Copy out each line below exactly as it appears.

DATA FOR THIS EXERCISE —

****

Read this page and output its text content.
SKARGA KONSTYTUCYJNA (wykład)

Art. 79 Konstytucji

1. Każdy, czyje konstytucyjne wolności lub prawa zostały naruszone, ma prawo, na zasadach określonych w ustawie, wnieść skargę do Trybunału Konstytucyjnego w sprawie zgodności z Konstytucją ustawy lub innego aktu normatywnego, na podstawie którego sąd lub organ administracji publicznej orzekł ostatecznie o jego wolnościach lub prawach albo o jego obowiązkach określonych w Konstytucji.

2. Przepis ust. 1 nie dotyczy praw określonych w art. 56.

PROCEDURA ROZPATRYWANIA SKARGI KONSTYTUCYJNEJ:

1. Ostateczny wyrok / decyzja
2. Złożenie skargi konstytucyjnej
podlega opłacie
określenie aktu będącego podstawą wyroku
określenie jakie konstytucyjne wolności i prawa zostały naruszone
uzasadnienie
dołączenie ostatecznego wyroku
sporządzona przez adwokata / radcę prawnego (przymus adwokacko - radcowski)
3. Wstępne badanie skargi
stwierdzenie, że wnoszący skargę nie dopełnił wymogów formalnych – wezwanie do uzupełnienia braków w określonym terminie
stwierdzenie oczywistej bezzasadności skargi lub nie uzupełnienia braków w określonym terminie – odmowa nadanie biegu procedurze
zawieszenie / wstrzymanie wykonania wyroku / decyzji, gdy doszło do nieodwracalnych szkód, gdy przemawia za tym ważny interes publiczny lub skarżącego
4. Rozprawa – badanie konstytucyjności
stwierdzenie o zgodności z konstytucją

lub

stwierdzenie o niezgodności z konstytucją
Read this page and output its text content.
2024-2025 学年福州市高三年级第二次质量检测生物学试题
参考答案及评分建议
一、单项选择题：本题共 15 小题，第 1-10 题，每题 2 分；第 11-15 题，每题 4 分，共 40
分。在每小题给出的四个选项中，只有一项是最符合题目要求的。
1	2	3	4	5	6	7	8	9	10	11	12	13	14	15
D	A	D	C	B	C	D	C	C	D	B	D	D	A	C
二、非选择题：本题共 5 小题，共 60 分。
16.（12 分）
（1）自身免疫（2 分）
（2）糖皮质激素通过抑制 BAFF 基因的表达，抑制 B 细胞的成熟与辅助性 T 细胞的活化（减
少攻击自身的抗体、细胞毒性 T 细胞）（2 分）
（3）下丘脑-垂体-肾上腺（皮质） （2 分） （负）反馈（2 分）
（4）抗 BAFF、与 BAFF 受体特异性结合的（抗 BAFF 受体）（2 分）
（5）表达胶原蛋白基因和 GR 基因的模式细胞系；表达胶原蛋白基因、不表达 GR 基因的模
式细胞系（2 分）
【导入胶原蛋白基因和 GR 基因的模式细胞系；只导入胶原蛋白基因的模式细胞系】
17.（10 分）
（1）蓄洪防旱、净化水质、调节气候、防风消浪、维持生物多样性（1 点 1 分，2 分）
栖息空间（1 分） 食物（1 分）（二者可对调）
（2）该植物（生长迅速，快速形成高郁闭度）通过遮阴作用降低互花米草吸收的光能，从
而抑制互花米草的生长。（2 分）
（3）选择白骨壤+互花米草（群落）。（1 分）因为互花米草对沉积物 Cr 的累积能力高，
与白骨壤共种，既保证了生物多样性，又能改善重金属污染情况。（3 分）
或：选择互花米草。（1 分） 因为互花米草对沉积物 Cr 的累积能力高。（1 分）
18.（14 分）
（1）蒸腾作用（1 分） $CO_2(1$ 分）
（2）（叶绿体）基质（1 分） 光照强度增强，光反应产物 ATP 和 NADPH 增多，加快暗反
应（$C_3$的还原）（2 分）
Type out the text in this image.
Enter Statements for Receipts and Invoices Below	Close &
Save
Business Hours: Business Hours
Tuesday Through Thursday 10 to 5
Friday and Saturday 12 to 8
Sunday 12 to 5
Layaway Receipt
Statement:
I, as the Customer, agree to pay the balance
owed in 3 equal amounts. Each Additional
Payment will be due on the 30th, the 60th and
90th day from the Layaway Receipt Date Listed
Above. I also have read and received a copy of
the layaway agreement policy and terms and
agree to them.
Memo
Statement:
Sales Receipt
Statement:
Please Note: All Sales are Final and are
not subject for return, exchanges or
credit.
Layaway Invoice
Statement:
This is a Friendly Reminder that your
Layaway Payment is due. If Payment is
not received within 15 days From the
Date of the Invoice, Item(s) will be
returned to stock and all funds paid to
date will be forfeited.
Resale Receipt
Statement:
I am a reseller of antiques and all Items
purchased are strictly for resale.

****

RESPONSE BELOW —
Read this page and output its text content.
SKARGA KONSTYTUCYJNA (wykład)

Art. 79 Konstytucji

1. Każdy, czyje konstytucyjne wolności lub prawa zostały naruszone, ma prawo, na zasadach określonych w ustawie, wnieść skargę do Trybunału Konstytucyjnego w sprawie zgodności z Konstytucją ustawy lub innego aktu normatywnego, na podstawie którego sąd lub organ administracji publicznej orzekł ostatecznie o jego wolnościach lub prawach albo o jego obowiązkach określonych w Konstytucji.

2. Przepis ust. 1 nie dotyczy praw określonych w art. 56.

PROCEDURA ROZPATRYWANIA SKARGI KONSTYTUCYJNEJ:

1. Ostateczny wyrok / decyzja
2. Złożenie skargi konstytucyjnej
podlega opłacie
określenie aktu będącego podstawą wyroku
określenie jakie konstytucyjne wolności i prawa zostały naruszone
uzasadnienie
dołączenie ostatecznego wyroku
sporządzona przez adwokata / radcę prawnego (przymus adwokacko - radcowski)
3. Wstępne badanie skargi
stwierdzenie, że wnoszący skargę nie dopełnił wymogów formalnych – wezwanie do uzupełnienia braków w określonym terminie
stwierdzenie oczywistej bezzasadności skargi lub nie uzupełnienia braków w określonym terminie – odmowa nadanie biegu procedurze
zawieszenie / wstrzymanie wykonania wyroku / decyzji, gdy doszło do nieodwracalnych szkód, gdy przemawia za tym ważny interes publiczny lub skarżącego
4. Rozprawa – badanie konstytucyjności
stwierdzenie o zgodności z konstytucją

lub

stwierdzenie o niezgodności z konstytucją
Read this page and output its text content.
2024-2025 学年福州市高三年级第二次质量检测生物学试题
参考答案及评分建议
一、单项选择题：本题共 15 小题，第 1-10 题，每题 2 分；第 11-15 题，每题 4 分，共 40
分。在每小题给出的四个选项中，只有一项是最符合题目要求的。
1	2	3	4	5	6	7	8	9	10	11	12	13	14	15
D	A	D	C	B	C	D	C	C	D	B	D	D	A	C
二、非选择题：本题共 5 小题，共 60 分。
16.（12 分）
（1）自身免疫（2 分）
（2）糖皮质激素通过抑制 BAFF 基因的表达，抑制 B 细胞的成熟与辅助性 T 细胞的活化（减
少攻击自身的抗体、细胞毒性 T 细胞）（2 分）
（3）下丘脑-垂体-肾上腺（皮质） （2 分） （负）反馈（2 分）
（4）抗 BAFF、与 BAFF 受体特异性结合的（抗 BAFF 受体）（2 分）
（5）表达胶原蛋白基因和 GR 基因的模式细胞系；表达胶原蛋白基因、不表达 GR 基因的模
式细胞系（2 分）
【导入胶原蛋白基因和 GR 基因的模式细胞系；只导入胶原蛋白基因的模式细胞系】
17.（10 分）
（1）蓄洪防旱、净化水质、调节气候、防风消浪、维持生物多样性（1 点 1 分，2 分）
栖息空间（1 分） 食物（1 分）（二者可对调）
（2）该植物（生长迅速，快速形成高郁闭度）通过遮阴作用降低互花米草吸收的光能，从
而抑制互花米草的生长。（2 分）
（3）选择白骨壤+互花米草（群落）。（1 分）因为互花米草对沉积物 Cr 的累积能力高，
与白骨壤共种，既保证了生物多样性，又能改善重金属污染情况。（3 分）
或：选择互花米草。（1 分） 因为互花米草对沉积物 Cr 的累积能力高。（1 分）
18.（14 分）
（1）蒸腾作用（1 分） $CO_2(1$ 分）
（2）（叶绿体）基质（1 分） 光照强度增强，光反应产物 ATP 和 NADPH 增多，加快暗反
应（$C_3$的还原）（2 分）
Type out the text in this image.
Enter Statements for Receipts and Invoices Below	Close &
Save
Business Hours: Business Hours
Tuesday Through Thursday 10 to 5
Friday and Saturday 12 to 8
Sunday 12 to 5
Layaway Receipt
Statement:
I, as the Customer, agree to pay the balance
owed in 3 equal amounts. Each Additional
Payment will be due on the 30th, the 60th and
90th day from the Layaway Receipt Date Listed
Above. I also have read and received a copy of
the layaway agreement policy and terms and
agree to them.
Memo
Statement:
Sales Receipt
Statement:
Please Note: All Sales are Final and are
not subject for return, exchanges or
credit.
Layaway Invoice
Statement:
This is a Friendly Reminder that your
Layaway Payment is due. If Payment is
not received within 15 days From the
Date of the Invoice, Item(s) will be
returned to stock and all funds paid to
date will be forfeited.
Resale Receipt
Statement:
I am a reseller of antiques and all Items
purchased are strictly for resale.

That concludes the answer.